Go through the entries and transcribe each one exactly, dropping the pictures.

Recorded data:

# # # # # # #

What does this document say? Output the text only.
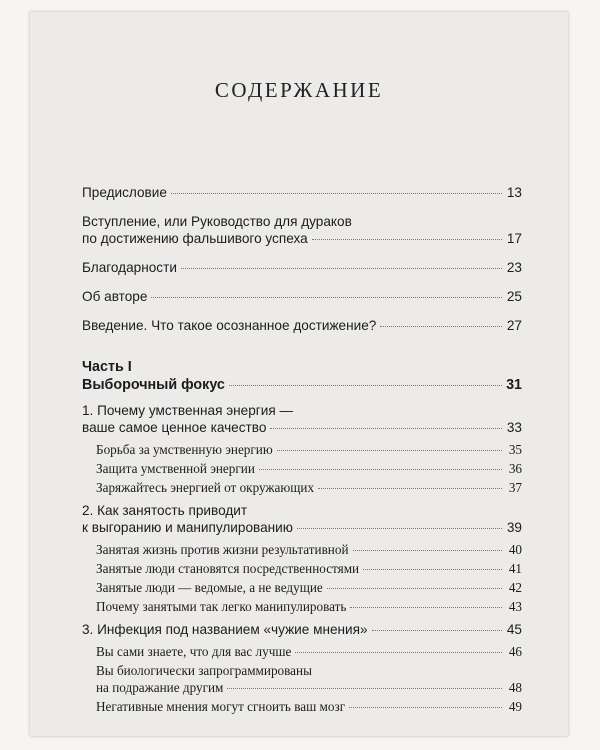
СОДЕРЖАНИЕ
Предисловие	13
Вступление, или Руководство для дураков
по достижению фальшивого успеха	17
Благодарности	23
Об авторе	25
Введение. Что такое осознанное достижение?	27
Часть I
Выборочный фокус	31
1. Почему умственная энергия —
ваше самое ценное качество	33
Борьба за умственную энергию	35
Защита умственной энергии	36
Заряжайтесь энергией от окружающих	37
2. Как занятость приводит
к выгоранию и манипулированию	39
Занятая жизнь против жизни результативной	40
Занятые люди становятся посредственностями	41
Занятые люди — ведомые, а не ведущие	42
Почему занятыми так легко манипулировать	43
3. Инфекция под названием «чужие мнения»	45
Вы сами знаете, что для вас лучше	46
Вы биологически запрограммированы
на подражание другим	48
Негативные мнения могут сгноить ваш мозг	49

# # # # # # #

WRITTEN RESPONSE:
What does this document say? Output the text only.
СОДЕРЖАНИЕ
Предисловие	13
Вступление, или Руководство для дураков
по достижению фальшивого успеха	17
Благодарности	23
Об авторе	25
Введение. Что такое осознанное достижение?	27
Часть I
Выборочный фокус	31
1. Почему умственная энергия —
ваше самое ценное качество	33
Борьба за умственную энергию	35
Защита умственной энергии	36
Заряжайтесь энергией от окружающих	37
2. Как занятость приводит
к выгоранию и манипулированию	39
Занятая жизнь против жизни результативной	40
Занятые люди становятся посредственностями	41
Занятые люди — ведомые, а не ведущие	42
Почему занятыми так легко манипулировать	43
3. Инфекция под названием «чужие мнения»	45
Вы сами знаете, что для вас лучше	46
Вы биологически запрограммированы
на подражание другим	48
Негативные мнения могут сгноить ваш мозг	49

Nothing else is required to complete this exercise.